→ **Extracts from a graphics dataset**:

━━━━━━━━━━

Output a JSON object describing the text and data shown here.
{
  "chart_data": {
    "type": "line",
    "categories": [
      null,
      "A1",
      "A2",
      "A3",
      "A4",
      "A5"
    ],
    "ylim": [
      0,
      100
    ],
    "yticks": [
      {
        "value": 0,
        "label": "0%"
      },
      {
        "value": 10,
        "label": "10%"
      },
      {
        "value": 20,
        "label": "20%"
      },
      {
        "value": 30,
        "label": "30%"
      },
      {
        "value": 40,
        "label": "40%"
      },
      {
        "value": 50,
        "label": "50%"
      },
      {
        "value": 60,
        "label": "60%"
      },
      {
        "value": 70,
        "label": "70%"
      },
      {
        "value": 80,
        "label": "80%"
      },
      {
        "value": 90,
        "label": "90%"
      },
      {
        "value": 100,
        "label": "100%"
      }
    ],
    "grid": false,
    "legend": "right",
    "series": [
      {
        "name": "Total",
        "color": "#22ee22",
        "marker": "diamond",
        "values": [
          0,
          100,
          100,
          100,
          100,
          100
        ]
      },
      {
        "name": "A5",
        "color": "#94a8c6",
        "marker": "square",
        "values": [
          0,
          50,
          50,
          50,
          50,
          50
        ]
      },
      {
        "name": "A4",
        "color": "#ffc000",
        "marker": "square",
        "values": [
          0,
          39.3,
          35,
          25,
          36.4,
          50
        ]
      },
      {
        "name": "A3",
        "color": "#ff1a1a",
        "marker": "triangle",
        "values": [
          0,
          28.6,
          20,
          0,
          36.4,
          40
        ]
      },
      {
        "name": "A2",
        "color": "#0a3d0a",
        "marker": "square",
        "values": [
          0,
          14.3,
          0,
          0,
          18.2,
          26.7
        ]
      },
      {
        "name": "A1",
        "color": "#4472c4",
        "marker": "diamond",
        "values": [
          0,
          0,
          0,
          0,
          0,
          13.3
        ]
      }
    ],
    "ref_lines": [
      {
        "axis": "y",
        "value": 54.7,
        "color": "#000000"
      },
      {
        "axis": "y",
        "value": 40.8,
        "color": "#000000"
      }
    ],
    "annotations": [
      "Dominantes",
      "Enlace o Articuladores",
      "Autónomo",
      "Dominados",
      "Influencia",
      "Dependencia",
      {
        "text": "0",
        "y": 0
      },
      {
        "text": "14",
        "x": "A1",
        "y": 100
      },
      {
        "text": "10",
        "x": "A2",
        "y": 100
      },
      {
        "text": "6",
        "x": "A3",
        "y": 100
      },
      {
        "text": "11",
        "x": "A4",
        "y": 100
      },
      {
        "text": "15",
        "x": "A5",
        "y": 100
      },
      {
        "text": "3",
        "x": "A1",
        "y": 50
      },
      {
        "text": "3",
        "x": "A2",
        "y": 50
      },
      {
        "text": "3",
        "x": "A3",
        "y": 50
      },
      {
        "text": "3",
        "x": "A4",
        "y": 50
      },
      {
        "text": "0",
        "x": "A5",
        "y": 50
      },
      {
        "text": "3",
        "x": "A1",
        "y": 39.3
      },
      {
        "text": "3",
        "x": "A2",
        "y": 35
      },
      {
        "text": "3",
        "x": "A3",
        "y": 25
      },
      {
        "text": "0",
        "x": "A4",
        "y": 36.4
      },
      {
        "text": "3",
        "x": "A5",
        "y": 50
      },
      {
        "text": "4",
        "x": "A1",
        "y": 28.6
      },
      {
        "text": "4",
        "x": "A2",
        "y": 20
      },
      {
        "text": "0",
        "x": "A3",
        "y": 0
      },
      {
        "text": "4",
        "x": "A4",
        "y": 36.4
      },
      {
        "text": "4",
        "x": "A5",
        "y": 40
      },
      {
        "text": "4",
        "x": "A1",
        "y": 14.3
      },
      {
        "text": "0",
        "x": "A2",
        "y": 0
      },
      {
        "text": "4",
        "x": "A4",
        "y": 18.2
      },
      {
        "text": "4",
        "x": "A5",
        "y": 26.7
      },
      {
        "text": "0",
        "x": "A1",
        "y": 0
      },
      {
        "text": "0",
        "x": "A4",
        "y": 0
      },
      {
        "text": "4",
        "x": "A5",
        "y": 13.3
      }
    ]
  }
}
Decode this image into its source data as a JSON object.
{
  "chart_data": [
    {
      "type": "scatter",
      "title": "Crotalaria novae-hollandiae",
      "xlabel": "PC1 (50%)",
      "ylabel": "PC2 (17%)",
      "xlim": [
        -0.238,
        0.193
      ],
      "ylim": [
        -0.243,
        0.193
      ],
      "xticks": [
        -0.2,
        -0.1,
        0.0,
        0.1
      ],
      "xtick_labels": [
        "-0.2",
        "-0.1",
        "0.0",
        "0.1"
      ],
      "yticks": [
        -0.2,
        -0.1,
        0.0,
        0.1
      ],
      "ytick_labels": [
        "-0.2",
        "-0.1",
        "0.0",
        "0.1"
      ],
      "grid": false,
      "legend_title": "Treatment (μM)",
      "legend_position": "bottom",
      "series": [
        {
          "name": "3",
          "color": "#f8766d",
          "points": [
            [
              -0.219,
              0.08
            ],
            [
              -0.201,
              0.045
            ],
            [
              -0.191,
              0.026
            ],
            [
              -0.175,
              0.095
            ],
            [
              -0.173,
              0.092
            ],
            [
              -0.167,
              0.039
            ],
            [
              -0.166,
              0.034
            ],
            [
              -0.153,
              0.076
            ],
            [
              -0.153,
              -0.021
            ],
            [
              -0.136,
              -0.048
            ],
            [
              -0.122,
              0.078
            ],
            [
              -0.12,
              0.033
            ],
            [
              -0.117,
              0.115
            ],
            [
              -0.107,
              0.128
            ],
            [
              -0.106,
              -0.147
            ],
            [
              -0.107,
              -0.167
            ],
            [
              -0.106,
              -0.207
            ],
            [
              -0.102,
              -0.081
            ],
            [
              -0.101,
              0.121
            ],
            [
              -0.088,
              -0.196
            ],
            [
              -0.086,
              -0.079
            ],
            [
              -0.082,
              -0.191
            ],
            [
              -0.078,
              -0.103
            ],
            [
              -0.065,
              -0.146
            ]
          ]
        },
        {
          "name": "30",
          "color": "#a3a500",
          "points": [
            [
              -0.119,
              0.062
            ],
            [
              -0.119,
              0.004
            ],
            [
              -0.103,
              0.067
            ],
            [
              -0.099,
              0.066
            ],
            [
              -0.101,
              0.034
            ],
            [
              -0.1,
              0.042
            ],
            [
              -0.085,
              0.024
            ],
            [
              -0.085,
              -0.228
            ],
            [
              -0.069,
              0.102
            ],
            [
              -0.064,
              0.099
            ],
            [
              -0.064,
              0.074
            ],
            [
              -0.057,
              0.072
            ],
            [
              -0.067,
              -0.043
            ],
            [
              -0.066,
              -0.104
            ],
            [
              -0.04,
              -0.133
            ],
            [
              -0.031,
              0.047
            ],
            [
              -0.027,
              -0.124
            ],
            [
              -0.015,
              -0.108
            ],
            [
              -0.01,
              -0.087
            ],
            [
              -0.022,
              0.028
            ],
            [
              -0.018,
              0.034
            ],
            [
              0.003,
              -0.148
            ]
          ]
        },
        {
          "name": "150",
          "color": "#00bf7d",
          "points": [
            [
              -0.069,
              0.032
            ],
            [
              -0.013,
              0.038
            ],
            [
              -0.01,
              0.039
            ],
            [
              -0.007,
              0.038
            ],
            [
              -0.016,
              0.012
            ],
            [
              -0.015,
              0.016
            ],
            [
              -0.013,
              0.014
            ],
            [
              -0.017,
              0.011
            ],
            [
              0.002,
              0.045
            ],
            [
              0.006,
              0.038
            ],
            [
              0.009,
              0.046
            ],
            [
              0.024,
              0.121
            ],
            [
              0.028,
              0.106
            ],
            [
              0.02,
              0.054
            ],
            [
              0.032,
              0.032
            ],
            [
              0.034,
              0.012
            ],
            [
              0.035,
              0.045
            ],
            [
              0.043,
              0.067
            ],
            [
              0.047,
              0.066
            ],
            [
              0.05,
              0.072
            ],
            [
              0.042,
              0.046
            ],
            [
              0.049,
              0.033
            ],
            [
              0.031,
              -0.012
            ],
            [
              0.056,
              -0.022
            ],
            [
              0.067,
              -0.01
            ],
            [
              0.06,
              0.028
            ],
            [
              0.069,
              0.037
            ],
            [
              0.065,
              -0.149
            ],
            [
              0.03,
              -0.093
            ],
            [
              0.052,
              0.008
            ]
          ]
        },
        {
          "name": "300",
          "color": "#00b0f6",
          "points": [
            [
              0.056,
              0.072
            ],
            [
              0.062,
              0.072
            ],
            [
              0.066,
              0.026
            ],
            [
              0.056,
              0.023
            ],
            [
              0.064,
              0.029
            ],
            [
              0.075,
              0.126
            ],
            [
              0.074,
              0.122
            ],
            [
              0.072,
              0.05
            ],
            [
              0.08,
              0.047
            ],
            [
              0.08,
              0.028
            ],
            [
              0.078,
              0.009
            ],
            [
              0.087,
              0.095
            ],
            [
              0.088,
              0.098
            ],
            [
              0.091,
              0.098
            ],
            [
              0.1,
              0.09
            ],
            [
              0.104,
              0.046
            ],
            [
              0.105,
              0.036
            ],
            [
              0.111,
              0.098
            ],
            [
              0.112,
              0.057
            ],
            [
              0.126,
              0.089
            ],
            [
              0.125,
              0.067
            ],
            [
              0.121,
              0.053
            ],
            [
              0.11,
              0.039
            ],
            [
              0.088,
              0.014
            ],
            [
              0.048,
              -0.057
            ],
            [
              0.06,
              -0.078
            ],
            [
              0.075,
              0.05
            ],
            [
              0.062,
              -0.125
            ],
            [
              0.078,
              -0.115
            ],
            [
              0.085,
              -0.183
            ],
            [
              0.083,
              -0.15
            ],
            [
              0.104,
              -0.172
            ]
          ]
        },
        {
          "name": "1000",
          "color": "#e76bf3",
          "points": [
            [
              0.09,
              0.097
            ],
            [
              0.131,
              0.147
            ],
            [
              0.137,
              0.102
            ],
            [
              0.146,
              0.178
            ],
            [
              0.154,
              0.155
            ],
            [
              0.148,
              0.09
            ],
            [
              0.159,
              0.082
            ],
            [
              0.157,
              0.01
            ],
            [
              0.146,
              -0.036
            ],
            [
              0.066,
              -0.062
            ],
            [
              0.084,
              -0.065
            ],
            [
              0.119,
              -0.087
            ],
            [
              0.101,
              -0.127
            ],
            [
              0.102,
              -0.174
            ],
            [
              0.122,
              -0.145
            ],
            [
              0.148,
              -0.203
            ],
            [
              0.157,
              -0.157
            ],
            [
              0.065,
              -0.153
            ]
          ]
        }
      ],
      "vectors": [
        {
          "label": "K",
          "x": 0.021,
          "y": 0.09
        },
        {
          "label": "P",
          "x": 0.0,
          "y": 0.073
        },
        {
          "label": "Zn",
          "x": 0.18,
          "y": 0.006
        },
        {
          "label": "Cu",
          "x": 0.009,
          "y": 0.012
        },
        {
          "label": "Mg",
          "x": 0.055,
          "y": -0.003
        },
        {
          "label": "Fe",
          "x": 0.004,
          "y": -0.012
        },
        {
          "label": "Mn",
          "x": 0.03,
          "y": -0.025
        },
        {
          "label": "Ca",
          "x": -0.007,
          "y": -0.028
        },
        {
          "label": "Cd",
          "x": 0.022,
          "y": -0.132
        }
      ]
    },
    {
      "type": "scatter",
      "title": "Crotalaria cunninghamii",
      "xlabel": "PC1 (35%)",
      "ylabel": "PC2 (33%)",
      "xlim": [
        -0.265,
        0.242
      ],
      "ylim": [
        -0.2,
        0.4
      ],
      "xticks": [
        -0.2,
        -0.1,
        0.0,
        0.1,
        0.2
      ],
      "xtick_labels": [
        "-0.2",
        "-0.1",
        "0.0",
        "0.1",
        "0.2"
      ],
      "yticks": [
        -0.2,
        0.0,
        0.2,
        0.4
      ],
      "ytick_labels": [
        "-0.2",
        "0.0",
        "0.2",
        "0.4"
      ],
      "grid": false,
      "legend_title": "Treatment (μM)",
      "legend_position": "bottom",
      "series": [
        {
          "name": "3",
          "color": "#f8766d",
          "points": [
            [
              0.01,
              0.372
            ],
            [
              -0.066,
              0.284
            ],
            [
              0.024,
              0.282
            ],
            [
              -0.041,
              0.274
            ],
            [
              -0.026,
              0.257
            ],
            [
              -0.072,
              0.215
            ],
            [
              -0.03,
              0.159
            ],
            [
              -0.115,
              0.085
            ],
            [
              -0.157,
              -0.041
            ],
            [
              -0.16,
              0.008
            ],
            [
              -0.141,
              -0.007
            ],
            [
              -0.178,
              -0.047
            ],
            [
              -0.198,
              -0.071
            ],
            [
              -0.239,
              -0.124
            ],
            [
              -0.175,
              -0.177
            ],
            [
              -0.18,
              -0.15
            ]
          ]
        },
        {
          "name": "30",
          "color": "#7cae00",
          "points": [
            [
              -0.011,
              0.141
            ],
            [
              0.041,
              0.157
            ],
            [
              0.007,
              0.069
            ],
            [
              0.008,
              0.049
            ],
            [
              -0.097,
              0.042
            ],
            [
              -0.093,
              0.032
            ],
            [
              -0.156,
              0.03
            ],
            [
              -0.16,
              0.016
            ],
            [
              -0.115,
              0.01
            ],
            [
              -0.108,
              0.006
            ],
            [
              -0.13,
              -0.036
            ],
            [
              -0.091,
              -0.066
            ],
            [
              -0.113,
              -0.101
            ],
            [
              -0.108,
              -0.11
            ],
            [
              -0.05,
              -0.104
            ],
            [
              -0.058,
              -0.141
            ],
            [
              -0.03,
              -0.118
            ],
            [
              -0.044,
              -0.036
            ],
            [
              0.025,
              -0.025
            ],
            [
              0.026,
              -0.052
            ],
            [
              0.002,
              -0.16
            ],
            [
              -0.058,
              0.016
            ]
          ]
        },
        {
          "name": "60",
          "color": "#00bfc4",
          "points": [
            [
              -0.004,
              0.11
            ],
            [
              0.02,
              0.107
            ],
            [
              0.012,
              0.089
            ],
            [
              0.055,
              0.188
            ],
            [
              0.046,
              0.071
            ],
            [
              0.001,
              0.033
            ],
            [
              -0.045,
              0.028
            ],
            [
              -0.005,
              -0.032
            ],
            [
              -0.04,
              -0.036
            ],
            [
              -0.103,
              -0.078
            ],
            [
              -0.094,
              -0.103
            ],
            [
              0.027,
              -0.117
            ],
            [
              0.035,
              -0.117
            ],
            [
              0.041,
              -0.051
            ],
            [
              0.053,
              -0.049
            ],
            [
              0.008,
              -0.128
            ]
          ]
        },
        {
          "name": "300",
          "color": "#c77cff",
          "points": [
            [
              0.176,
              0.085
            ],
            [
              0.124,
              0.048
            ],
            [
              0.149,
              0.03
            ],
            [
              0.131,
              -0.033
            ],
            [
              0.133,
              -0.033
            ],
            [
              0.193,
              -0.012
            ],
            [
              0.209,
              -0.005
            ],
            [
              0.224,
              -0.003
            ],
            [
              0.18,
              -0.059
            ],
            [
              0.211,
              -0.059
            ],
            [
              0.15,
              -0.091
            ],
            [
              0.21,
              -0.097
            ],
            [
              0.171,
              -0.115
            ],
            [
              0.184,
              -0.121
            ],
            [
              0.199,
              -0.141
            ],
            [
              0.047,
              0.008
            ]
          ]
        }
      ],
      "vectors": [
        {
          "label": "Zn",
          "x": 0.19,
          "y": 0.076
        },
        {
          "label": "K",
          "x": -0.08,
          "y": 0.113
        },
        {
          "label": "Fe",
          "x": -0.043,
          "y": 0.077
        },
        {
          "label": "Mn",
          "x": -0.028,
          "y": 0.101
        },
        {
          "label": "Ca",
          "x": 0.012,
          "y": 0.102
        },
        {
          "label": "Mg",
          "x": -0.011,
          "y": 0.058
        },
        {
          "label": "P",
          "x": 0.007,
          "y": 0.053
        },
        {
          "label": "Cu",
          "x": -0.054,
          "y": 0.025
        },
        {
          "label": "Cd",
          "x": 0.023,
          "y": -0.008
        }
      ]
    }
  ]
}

━━━━━━━━━━

→ **Requirement**:
Using the listing, copy every line where the word "JSON" shows up.

→ **Output for this exercise**:
Output a JSON object describing the text and data shown here.
Decode this image into its source data as a JSON object.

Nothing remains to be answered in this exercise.